## To be done
Records follow. Copy every line with "kısıtlaması".

## Entries supplied
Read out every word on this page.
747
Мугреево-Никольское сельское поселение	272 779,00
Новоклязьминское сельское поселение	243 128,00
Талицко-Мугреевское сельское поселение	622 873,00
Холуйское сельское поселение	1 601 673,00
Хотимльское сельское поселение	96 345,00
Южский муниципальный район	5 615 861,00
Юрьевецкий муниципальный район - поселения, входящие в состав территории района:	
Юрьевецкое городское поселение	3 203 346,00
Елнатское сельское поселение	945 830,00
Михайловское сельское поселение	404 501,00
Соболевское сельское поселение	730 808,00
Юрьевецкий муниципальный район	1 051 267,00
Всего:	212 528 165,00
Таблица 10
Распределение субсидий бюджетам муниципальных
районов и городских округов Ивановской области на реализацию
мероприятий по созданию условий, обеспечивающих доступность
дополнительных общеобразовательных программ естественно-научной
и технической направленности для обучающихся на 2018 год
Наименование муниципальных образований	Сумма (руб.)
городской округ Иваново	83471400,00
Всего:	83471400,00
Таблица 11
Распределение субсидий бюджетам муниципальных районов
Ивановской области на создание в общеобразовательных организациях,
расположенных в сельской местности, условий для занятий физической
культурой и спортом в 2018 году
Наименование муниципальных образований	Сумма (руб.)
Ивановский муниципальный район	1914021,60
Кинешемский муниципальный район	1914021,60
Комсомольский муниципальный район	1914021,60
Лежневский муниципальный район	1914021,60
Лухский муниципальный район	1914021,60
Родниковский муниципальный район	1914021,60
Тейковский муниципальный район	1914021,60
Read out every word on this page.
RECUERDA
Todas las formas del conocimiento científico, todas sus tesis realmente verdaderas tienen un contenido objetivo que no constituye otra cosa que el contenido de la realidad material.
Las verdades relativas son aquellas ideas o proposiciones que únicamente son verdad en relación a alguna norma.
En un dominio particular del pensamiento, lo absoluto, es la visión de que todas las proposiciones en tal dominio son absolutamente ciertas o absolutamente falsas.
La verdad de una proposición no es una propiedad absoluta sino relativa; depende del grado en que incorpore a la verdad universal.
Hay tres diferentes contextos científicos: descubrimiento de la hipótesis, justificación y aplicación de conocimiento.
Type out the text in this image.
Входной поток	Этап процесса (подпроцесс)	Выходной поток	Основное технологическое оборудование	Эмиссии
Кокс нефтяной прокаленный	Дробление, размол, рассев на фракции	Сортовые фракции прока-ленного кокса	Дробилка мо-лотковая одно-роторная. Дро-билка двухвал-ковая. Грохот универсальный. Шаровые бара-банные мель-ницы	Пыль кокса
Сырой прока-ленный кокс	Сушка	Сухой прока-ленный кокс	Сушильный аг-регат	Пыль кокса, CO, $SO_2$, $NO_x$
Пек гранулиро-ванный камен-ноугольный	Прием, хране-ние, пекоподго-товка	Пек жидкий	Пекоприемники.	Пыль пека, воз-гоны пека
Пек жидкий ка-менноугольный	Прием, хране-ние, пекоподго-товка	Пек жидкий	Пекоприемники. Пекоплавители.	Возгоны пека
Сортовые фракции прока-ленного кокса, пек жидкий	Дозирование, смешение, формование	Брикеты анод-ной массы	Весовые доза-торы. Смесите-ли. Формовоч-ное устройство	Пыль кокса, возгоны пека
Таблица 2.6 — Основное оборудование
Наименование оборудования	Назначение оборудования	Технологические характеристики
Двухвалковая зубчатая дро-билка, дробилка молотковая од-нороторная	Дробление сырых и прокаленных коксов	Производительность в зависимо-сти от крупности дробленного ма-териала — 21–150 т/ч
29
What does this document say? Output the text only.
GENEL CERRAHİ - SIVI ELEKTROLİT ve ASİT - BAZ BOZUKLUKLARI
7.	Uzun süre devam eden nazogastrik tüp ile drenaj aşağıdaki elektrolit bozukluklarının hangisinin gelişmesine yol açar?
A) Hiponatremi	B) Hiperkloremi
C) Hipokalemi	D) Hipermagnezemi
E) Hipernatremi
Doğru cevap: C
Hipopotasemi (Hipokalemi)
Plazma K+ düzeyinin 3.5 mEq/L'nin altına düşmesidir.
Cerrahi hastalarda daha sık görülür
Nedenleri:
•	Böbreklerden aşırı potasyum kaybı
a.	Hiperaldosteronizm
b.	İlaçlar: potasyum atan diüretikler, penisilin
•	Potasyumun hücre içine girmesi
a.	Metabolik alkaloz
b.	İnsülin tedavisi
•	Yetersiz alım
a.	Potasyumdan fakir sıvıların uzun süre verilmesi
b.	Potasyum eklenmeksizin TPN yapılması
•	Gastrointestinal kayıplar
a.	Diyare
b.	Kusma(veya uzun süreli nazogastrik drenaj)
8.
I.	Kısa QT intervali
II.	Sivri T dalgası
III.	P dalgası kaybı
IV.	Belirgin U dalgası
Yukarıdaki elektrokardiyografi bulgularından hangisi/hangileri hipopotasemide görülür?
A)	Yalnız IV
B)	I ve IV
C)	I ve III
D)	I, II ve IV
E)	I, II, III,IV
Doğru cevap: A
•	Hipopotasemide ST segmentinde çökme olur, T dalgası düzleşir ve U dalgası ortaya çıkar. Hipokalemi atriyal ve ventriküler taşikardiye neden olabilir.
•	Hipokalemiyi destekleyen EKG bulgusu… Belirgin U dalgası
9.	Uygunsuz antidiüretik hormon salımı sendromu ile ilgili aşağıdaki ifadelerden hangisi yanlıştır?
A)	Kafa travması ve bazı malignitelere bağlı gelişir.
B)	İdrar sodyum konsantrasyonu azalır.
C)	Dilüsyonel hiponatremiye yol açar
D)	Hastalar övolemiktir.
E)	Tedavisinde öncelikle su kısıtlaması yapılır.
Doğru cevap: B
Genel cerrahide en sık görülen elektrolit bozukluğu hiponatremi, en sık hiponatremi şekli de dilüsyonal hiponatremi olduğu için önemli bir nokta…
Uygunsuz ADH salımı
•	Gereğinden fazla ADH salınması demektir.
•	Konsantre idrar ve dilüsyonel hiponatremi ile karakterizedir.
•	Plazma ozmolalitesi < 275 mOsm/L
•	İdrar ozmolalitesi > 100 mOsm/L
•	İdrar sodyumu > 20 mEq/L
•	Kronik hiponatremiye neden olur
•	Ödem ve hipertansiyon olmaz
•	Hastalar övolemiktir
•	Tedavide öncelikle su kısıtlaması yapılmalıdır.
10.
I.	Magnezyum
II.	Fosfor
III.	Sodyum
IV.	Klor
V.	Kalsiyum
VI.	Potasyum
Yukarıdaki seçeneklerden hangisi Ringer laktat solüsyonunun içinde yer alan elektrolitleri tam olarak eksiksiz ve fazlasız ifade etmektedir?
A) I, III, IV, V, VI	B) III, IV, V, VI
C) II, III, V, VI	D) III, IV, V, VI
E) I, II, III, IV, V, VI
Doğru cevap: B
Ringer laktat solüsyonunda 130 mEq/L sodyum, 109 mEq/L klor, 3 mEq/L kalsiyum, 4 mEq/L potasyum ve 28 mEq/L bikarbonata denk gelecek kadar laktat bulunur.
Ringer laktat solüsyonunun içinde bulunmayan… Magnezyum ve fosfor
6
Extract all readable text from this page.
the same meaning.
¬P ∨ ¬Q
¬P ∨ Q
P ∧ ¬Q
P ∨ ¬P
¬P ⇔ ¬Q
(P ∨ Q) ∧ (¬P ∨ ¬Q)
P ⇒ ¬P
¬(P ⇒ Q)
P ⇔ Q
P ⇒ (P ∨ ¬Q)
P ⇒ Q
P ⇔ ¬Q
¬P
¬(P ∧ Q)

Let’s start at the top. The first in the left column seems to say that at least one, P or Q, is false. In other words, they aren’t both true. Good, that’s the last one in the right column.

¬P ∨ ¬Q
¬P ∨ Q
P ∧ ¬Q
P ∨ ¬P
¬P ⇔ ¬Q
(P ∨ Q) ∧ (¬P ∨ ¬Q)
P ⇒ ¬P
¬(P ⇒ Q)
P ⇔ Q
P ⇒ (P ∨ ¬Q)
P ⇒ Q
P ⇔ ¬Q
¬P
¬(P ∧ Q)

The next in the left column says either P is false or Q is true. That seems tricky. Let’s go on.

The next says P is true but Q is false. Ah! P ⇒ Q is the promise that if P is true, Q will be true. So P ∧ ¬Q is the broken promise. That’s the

## Response to the task
E)	Tedavisinde öncelikle su kısıtlaması yapılır.
•	Tedavide öncelikle su kısıtlaması yapılmalıdır.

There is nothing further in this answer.